Source passage:
** start **

To my eyes, I think those that took the chance of diving in when DWS' share price nosedived after the December announcement should be rewarded as I think their result is a very good result in the circumstances.


----------



## robusta (14 February 2011)

*Re: DWS - DWS Advanced Business Solutions*



McCoy Pauley said:


> First half results announced this morning.  It looks to me that the management has done a good job of mitigating the extent of the damage to the bottom line wrought by Telstra's decision to pull a "go-slow" on DWS' services over the Christmas-new year's period.
> 
> DWS managed to grow first half revenue by 0.7% on the prior corresponding period to $48.45 million.  First half EBITDA was down 4.7% to $12.77 million and first half NPAT was down 3% to $8.97 million.  Therefore, it looks like they slightly exceeded their revised guidance for EBITDA announced in December when they informed the market that there had been a go-slow on one of their projects.
> 
> ...




Sp up 11.68 % today, dividend $0.05 + special dividend os $0.01. Very happy today. Dived in and averaged price paid $1.294 I intend DWS to be a long term hold.

** end **

Supplied information:
** start **

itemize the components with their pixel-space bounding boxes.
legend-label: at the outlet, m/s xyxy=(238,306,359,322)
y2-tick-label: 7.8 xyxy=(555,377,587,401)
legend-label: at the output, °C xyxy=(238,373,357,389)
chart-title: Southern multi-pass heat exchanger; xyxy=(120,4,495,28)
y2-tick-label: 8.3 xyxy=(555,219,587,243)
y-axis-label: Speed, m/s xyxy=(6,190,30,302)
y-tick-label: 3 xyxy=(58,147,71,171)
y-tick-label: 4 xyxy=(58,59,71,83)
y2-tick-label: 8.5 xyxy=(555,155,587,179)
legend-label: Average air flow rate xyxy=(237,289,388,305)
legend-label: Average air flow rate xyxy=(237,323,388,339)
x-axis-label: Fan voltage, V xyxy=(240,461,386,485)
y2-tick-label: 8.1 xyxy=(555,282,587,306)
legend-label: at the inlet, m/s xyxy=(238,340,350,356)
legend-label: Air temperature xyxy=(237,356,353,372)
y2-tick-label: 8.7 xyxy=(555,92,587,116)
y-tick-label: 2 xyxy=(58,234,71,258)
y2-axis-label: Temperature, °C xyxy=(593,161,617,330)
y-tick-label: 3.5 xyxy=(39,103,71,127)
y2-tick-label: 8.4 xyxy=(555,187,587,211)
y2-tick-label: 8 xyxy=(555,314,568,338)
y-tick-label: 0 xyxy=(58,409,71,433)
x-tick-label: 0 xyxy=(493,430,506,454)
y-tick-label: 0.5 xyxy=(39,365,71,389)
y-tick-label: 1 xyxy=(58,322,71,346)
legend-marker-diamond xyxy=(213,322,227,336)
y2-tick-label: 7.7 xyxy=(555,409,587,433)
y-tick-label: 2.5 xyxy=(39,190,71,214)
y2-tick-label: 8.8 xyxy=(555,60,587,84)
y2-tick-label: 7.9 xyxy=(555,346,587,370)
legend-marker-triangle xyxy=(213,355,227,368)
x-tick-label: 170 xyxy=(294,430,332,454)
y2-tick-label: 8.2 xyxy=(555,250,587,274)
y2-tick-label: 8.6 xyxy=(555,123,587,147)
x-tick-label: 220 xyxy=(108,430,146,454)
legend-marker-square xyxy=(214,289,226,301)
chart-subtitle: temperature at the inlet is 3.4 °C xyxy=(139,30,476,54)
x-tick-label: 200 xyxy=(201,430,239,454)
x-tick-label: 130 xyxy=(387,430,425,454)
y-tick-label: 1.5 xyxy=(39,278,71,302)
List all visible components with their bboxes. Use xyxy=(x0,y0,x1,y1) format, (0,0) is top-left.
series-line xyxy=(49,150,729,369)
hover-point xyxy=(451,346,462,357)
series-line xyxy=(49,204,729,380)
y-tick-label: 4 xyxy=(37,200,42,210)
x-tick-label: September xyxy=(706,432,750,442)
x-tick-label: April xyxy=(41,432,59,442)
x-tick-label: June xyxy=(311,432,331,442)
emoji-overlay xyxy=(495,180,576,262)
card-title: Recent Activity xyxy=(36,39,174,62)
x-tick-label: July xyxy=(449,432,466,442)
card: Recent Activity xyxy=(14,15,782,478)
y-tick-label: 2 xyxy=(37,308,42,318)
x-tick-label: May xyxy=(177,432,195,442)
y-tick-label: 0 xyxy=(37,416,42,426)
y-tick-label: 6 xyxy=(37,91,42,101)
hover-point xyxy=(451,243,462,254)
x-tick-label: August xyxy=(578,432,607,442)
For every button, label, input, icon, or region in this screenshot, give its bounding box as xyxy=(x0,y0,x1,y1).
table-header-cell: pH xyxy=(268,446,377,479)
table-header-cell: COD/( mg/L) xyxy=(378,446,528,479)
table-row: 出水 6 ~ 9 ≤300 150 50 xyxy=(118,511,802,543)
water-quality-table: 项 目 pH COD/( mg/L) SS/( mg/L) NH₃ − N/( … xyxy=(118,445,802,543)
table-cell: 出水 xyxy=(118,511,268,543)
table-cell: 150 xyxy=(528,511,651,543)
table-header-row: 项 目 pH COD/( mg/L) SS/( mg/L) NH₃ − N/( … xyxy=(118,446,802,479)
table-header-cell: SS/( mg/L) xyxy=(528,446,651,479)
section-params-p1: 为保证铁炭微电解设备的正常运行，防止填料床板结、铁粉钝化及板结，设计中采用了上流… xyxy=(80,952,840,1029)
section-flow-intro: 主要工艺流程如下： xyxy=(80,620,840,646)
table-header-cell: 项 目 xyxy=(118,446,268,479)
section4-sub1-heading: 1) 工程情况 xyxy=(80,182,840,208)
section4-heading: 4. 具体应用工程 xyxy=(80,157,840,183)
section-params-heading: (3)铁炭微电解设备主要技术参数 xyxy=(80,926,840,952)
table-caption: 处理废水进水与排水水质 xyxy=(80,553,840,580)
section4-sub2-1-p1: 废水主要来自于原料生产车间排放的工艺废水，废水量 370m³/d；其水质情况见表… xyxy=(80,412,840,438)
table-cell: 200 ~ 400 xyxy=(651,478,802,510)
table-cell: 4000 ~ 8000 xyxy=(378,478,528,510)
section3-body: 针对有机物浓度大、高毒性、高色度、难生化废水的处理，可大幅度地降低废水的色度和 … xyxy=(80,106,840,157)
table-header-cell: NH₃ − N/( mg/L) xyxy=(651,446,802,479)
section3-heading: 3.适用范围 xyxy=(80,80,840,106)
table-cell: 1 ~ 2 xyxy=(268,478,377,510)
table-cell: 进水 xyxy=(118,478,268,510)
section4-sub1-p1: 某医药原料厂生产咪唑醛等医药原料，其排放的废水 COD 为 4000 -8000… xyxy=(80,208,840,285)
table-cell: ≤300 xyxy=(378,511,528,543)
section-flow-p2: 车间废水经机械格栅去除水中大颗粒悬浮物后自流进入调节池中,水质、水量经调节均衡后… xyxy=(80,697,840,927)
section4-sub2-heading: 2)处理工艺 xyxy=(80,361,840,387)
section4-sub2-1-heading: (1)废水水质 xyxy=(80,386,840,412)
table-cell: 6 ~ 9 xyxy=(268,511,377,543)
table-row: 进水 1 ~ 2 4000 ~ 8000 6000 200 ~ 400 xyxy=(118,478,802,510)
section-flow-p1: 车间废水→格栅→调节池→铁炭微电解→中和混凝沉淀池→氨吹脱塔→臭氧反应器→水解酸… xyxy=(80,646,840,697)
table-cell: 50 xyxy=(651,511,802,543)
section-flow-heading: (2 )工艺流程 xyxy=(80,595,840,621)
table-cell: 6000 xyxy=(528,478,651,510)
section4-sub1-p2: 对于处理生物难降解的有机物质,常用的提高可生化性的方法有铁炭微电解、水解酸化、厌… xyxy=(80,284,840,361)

** end **

Problems and tasks:
**A)** In the rows, from the first row to the line with "y2-tick-label: 8.3 xyxy=(555,219,587,243)", replace "at the outlet" with "at the exit" and leave everything else unchanged. Give back only those rows.
**B)** Continue the forum thread on DWS's first-half results from where it stops.

Results of the tasks:
**A)**
itemize the components with their pixel-space bounding boxes.
legend-label: at the exit, m/s xyxy=(238,306,359,322)
y2-tick-label: 7.8 xyxy=(555,377,587,401)
legend-label: at the output, °C xyxy=(238,373,357,389)
chart-title: Southern multi-pass heat exchanger; xyxy=(120,4,495,28)
y2-tick-label: 8.3 xyxy=(555,219,587,243)

**B)**
----------



## fanger (14 February 2011)

*Re: DWS - DWS Advanced Business Solutions*



robusta said:


> Sp up 11.68 % today, dividend $0.05 + special dividend os $0.01. Very happy today. Dived in and averaged price paid $1.294 I intend DWS to be a long term hold.




You've got to be happy with that


----------



## skc (15 February 2011)

*Re: DWS - DWS Advanced Business Solutions*



robusta said:


> Sp up 11.68 % today, dividend $0.05 + special dividend os $0.01. Very happy today. Dived in and averaged price paid $1.294 I intend DWS to be a long term hold.




Nice trade robusta.

I had my doubts but the report was above their guidance.


----------



## robusta (17 February 2011)

*Re: DWS - DWS Advanced Business Solutions*



skc said:


> Nice trade robusta.
> 
> I had my doubts but the report was above their guidance.




Thankyou for that skc. I would like to see some nice growth now.

http://www.smh.com.au/business/thre...-is-now-working-on-growth-20110215-1av94.html

But in the meantime will be happy with the ~10% dividend yield plus franking credits straight off the bat on my buy in price.


----------



## fanger (10 March 2011)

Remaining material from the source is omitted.